**TASK REQUIREMENTS**.
Rewrite the items below, renaming "plus-marker" to "cross-marker" wherever it occurs and leaving everything else unchanged.

**DATASET**.
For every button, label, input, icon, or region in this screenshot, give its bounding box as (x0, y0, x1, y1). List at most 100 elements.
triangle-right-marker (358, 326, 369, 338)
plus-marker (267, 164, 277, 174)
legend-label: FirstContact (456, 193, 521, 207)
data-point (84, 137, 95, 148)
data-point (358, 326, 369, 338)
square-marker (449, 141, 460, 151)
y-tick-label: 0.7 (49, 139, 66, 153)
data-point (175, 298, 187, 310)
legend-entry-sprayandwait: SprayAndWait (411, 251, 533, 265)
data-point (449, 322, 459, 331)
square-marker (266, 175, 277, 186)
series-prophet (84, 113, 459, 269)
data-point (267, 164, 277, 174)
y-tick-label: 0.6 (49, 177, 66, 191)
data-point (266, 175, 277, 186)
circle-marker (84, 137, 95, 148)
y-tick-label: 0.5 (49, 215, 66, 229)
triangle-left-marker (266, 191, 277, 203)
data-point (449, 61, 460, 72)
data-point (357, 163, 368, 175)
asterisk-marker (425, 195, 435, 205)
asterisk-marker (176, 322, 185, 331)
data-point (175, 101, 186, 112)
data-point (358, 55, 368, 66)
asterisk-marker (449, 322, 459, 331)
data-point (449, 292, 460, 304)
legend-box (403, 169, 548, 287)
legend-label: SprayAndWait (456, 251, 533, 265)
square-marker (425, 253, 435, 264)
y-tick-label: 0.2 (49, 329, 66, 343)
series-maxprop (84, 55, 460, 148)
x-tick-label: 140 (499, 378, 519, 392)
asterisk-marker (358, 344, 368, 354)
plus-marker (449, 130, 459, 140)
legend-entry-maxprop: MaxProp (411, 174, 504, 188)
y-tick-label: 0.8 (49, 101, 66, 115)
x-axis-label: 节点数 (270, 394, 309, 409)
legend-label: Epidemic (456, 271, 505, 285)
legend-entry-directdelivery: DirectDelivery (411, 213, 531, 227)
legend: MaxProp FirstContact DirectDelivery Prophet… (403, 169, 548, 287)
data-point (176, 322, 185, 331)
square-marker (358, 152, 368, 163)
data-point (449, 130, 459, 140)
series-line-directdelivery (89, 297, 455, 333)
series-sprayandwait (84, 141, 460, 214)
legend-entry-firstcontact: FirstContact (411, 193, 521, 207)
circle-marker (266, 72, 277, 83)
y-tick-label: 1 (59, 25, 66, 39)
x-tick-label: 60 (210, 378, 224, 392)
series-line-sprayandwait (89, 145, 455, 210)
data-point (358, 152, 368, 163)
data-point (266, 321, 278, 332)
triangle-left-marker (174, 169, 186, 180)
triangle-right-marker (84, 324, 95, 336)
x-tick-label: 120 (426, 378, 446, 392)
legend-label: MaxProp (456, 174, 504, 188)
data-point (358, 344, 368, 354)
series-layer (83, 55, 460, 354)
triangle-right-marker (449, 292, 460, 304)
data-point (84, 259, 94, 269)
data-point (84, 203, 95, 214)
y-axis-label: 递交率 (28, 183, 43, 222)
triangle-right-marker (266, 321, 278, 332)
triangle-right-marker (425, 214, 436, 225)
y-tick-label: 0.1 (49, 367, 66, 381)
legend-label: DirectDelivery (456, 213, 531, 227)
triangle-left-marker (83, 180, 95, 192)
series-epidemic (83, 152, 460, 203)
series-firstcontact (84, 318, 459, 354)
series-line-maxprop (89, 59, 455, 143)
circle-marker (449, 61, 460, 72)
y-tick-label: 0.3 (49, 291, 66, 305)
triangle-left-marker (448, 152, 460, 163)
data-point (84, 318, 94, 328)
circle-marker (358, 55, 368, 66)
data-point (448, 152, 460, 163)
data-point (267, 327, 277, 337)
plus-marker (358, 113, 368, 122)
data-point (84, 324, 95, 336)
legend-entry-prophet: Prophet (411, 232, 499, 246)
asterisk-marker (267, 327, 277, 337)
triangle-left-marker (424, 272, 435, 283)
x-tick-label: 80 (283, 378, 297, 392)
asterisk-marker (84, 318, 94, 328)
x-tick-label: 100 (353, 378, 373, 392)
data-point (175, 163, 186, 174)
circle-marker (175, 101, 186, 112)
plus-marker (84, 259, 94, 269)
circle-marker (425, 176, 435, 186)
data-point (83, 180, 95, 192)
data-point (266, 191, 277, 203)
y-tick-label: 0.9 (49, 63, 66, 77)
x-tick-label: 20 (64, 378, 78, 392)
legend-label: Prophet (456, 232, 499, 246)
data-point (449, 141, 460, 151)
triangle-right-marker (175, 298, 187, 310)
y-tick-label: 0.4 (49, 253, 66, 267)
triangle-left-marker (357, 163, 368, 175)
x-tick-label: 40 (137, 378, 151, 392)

**FULL SOLUTION**.
For every button, label, input, icon, or region in this screenshot, give its bounding box as (x0, y0, x1, y1). List at most 100 elements.
triangle-right-marker (358, 326, 369, 338)
cross-marker (267, 164, 277, 174)
legend-label: FirstContact (456, 193, 521, 207)
data-point (84, 137, 95, 148)
data-point (358, 326, 369, 338)
square-marker (449, 141, 460, 151)
y-tick-label: 0.7 (49, 139, 66, 153)
data-point (175, 298, 187, 310)
legend-entry-sprayandwait: SprayAndWait (411, 251, 533, 265)
data-point (449, 322, 459, 331)
square-marker (266, 175, 277, 186)
series-prophet (84, 113, 459, 269)
data-point (267, 164, 277, 174)
y-tick-label: 0.6 (49, 177, 66, 191)
data-point (266, 175, 277, 186)
circle-marker (84, 137, 95, 148)
y-tick-label: 0.5 (49, 215, 66, 229)
triangle-left-marker (266, 191, 277, 203)
data-point (449, 61, 460, 72)
data-point (357, 163, 368, 175)
asterisk-marker (425, 195, 435, 205)
asterisk-marker (176, 322, 185, 331)
data-point (175, 101, 186, 112)
data-point (358, 55, 368, 66)
asterisk-marker (449, 322, 459, 331)
data-point (449, 292, 460, 304)
legend-box (403, 169, 548, 287)
legend-label: SprayAndWait (456, 251, 533, 265)
square-marker (425, 253, 435, 264)
y-tick-label: 0.2 (49, 329, 66, 343)
series-maxprop (84, 55, 460, 148)
x-tick-label: 140 (499, 378, 519, 392)
asterisk-marker (358, 344, 368, 354)
cross-marker (449, 130, 459, 140)
legend-entry-maxprop: MaxProp (411, 174, 504, 188)
y-tick-label: 0.8 (49, 101, 66, 115)
x-axis-label: 节点数 (270, 394, 309, 409)
legend-label: Epidemic (456, 271, 505, 285)
legend-entry-directdelivery: DirectDelivery (411, 213, 531, 227)
legend: MaxProp FirstContact DirectDelivery Prophet… (403, 169, 548, 287)
data-point (176, 322, 185, 331)
square-marker (358, 152, 368, 163)
data-point (449, 130, 459, 140)
series-line-directdelivery (89, 297, 455, 333)
series-sprayandwait (84, 141, 460, 214)
legend-entry-firstcontact: FirstContact (411, 193, 521, 207)
circle-marker (266, 72, 277, 83)
y-tick-label: 1 (59, 25, 66, 39)
x-tick-label: 60 (210, 378, 224, 392)
series-line-sprayandwait (89, 145, 455, 210)
data-point (358, 152, 368, 163)
data-point (266, 321, 278, 332)
triangle-left-marker (174, 169, 186, 180)
triangle-right-marker (84, 324, 95, 336)
x-tick-label: 120 (426, 378, 446, 392)
legend-label: MaxProp (456, 174, 504, 188)
data-point (358, 344, 368, 354)
series-layer (83, 55, 460, 354)
triangle-right-marker (449, 292, 460, 304)
data-point (84, 259, 94, 269)
data-point (84, 203, 95, 214)
y-axis-label: 递交率 (28, 183, 43, 222)
triangle-right-marker (266, 321, 278, 332)
triangle-right-marker (425, 214, 436, 225)
y-tick-label: 0.1 (49, 367, 66, 381)
legend-label: DirectDelivery (456, 213, 531, 227)
triangle-left-marker (83, 180, 95, 192)
series-epidemic (83, 152, 460, 203)
series-firstcontact (84, 318, 459, 354)
series-line-maxprop (89, 59, 455, 143)
circle-marker (449, 61, 460, 72)
y-tick-label: 0.3 (49, 291, 66, 305)
triangle-left-marker (448, 152, 460, 163)
data-point (84, 318, 94, 328)
circle-marker (358, 55, 368, 66)
data-point (448, 152, 460, 163)
data-point (267, 327, 277, 337)
cross-marker (358, 113, 368, 122)
data-point (84, 324, 95, 336)
legend-entry-prophet: Prophet (411, 232, 499, 246)
asterisk-marker (267, 327, 277, 337)
triangle-left-marker (424, 272, 435, 283)
x-tick-label: 80 (283, 378, 297, 392)
asterisk-marker (84, 318, 94, 328)
x-tick-label: 100 (353, 378, 373, 392)
data-point (175, 163, 186, 174)
circle-marker (175, 101, 186, 112)
cross-marker (84, 259, 94, 269)
circle-marker (425, 176, 435, 186)
data-point (83, 180, 95, 192)
data-point (266, 191, 277, 203)
y-tick-label: 0.9 (49, 63, 66, 77)
x-tick-label: 20 (64, 378, 78, 392)
legend-label: Prophet (456, 232, 499, 246)
data-point (449, 141, 460, 151)
triangle-right-marker (175, 298, 187, 310)
y-tick-label: 0.4 (49, 253, 66, 267)
triangle-left-marker (357, 163, 368, 175)
x-tick-label: 40 (137, 378, 151, 392)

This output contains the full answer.